Problem description » Repeat each line exactly, leaving nothing out.

Extracted material »
↓

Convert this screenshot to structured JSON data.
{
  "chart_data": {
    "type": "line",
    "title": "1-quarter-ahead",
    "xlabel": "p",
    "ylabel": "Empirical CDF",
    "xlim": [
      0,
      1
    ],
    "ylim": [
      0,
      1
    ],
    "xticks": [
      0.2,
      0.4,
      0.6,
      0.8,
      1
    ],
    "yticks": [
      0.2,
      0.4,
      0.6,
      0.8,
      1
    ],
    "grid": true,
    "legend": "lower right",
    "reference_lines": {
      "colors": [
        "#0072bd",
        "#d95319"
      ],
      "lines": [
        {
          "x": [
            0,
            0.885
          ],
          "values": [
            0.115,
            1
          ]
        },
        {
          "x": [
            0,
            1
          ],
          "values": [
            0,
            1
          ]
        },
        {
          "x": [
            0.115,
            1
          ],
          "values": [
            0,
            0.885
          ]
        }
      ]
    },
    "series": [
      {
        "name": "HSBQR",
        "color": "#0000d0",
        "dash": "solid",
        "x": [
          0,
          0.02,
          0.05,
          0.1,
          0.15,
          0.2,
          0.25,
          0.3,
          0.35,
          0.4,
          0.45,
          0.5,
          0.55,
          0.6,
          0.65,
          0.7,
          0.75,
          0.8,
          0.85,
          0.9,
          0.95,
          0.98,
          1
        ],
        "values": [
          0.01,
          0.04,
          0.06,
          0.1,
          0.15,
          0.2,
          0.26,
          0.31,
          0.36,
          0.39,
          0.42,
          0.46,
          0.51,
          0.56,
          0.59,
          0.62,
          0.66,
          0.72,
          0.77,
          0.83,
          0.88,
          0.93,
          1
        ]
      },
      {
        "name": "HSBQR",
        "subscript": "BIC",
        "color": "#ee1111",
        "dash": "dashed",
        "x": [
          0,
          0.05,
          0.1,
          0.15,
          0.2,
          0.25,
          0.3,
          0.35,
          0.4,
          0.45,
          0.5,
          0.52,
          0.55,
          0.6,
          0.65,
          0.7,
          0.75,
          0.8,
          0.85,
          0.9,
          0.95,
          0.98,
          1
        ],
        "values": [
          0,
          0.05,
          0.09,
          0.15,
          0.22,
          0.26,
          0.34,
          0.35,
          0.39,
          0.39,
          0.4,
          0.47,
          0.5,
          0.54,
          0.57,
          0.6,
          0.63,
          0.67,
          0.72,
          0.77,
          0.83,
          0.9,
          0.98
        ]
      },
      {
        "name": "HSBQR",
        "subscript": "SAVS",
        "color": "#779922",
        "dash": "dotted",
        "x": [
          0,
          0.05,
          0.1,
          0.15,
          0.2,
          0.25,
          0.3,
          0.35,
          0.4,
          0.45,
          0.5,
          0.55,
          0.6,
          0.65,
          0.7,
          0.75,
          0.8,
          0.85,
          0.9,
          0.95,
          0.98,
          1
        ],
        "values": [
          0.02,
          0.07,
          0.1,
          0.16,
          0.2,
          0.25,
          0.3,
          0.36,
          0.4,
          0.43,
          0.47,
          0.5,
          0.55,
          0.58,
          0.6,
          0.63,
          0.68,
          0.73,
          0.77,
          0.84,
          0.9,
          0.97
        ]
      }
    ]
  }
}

↑

Answer to the exercise »
Convert this screenshot to structured JSON data.
{
  "chart_data": {
    "type": "line",
    "title": "1-quarter-ahead",
    "xlabel": "p",
    "ylabel": "Empirical CDF",
    "xlim": [
      0,
      1
    ],
    "ylim": [
      0,
      1
    ],
    "xticks": [
      0.2,
      0.4,
      0.6,
      0.8,
      1
    ],
    "yticks": [
      0.2,
      0.4,
      0.6,
      0.8,
      1
    ],
    "grid": true,
    "legend": "lower right",
    "reference_lines": {
      "colors": [
        "#0072bd",
        "#d95319"
      ],
      "lines": [
        {
          "x": [
            0,
            0.885
          ],
          "values": [
            0.115,
            1
          ]
        },
        {
          "x": [
            0,
            1
          ],
          "values": [
            0,
            1
          ]
        },
        {
          "x": [
            0.115,
            1
          ],
          "values": [
            0,
            0.885
          ]
        }
      ]
    },
    "series": [
      {
        "name": "HSBQR",
        "color": "#0000d0",
        "dash": "solid",
        "x": [
          0,
          0.02,
          0.05,
          0.1,
          0.15,
          0.2,
          0.25,
          0.3,
          0.35,
          0.4,
          0.45,
          0.5,
          0.55,
          0.6,
          0.65,
          0.7,
          0.75,
          0.8,
          0.85,
          0.9,
          0.95,
          0.98,
          1
        ],
        "values": [
          0.01,
          0.04,
          0.06,
          0.1,
          0.15,
          0.2,
          0.26,
          0.31,
          0.36,
          0.39,
          0.42,
          0.46,
          0.51,
          0.56,
          0.59,
          0.62,
          0.66,
          0.72,
          0.77,
          0.83,
          0.88,
          0.93,
          1
        ]
      },
      {
        "name": "HSBQR",
        "subscript": "BIC",
        "color": "#ee1111",
        "dash": "dashed",
        "x": [
          0,
          0.05,
          0.1,
          0.15,
          0.2,
          0.25,
          0.3,
          0.35,
          0.4,
          0.45,
          0.5,
          0.52,
          0.55,
          0.6,
          0.65,
          0.7,
          0.75,
          0.8,
          0.85,
          0.9,
          0.95,
          0.98,
          1
        ],
        "values": [
          0,
          0.05,
          0.09,
          0.15,
          0.22,
          0.26,
          0.34,
          0.35,
          0.39,
          0.39,
          0.4,
          0.47,
          0.5,
          0.54,
          0.57,
          0.6,
          0.63,
          0.67,
          0.72,
          0.77,
          0.83,
          0.9,
          0.98
        ]
      },
      {
        "name": "HSBQR",
        "subscript": "SAVS",
        "color": "#779922",
        "dash": "dotted",
        "x": [
          0,
          0.05,
          0.1,
          0.15,
          0.2,
          0.25,
          0.3,
          0.35,
          0.4,
          0.45,
          0.5,
          0.55,
          0.6,
          0.65,
          0.7,
          0.75,
          0.8,
          0.85,
          0.9,
          0.95,
          0.98,
          1
        ],
        "values": [
          0.02,
          0.07,
          0.1,
          0.16,
          0.2,
          0.25,
          0.3,
          0.36,
          0.4,
          0.43,
          0.47,
          0.5,
          0.55,
          0.58,
          0.6,
          0.63,
          0.68,
          0.73,
          0.77,
          0.84,
          0.9,
          0.97
        ]
      }
    ]
  }
}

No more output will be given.